- SS
- Coordinates: 51°33′47″N 0°35′53″E﻿ / ﻿51.563°N 0.598°E
- Country: United Kingdom
- Postcode area: SS
- Postcode area name: Southend-on-Sea
- Post towns: 11
- Postcode districts: 19
- Postcode sectors: 81
- Postcodes (live): 11,891
- Postcodes (total): 17,265

= SS postcode area =

Postcode area within the United Kingdom

The SS postcode area, also known as the Southend-on-Sea postcode area, is a group of seventeen postcode districts in England, within eleven post towns. These cover south-east Essex, including Southend-on-Sea, Basildon, Benfleet, Canvey Island, Hockley, Leigh-on-Sea, Rayleigh, Rochford, Stanford-le-Hope, Westcliff-on-Sea and Wickford.

Written instruction
Please decide whether each statement agrees with the SS postcode area text, answering yes or no and quoting the words that settle it: (a) the area covers south-east Essex; (b) the area is also called the Basildon postcode area; (c) the area has 17,265 live postcodes.

Given information
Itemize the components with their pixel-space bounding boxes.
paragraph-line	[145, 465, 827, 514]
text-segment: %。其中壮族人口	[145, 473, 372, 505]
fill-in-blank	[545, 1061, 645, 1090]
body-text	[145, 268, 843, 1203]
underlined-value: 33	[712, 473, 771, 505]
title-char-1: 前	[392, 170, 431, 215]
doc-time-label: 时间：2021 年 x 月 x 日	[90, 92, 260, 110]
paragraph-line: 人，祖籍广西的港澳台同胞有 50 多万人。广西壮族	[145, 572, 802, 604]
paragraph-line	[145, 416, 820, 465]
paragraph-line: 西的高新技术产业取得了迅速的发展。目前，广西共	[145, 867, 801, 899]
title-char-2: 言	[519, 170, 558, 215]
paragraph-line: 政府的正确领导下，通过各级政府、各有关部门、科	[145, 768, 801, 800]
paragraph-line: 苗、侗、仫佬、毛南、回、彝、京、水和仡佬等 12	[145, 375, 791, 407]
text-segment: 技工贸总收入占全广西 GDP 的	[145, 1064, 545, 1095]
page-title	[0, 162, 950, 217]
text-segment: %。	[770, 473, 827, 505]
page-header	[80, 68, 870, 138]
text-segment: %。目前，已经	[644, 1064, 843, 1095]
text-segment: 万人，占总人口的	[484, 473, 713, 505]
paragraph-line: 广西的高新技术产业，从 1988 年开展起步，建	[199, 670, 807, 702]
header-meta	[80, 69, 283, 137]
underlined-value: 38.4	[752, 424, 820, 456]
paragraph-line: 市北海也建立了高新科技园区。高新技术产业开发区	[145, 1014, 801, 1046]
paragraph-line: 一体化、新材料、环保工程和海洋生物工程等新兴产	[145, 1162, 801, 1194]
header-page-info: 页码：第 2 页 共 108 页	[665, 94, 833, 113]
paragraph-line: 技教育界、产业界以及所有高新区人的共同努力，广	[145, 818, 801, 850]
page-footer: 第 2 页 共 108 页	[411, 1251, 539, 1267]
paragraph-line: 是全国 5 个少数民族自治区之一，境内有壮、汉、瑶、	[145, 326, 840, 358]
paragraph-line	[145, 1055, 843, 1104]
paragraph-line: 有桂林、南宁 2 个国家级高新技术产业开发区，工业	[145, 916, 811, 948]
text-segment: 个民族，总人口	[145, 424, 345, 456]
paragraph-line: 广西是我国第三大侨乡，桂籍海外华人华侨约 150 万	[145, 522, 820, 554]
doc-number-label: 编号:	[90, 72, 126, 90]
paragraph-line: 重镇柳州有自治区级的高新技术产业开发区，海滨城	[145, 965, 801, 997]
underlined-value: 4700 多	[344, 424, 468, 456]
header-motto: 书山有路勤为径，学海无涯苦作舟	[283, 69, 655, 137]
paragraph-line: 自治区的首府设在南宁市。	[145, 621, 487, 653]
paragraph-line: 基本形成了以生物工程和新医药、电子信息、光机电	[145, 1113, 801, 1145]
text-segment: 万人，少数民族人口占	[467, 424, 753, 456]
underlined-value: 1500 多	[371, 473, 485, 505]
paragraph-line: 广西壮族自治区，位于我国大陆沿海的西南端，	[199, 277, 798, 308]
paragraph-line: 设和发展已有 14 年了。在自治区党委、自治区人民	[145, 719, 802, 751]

Result below
(a) Yes: "These cover south-east Essex"
(b) No: "also known as the Southend-on-Sea postcode area"
(c) No: "Postcodes (live): 11,891"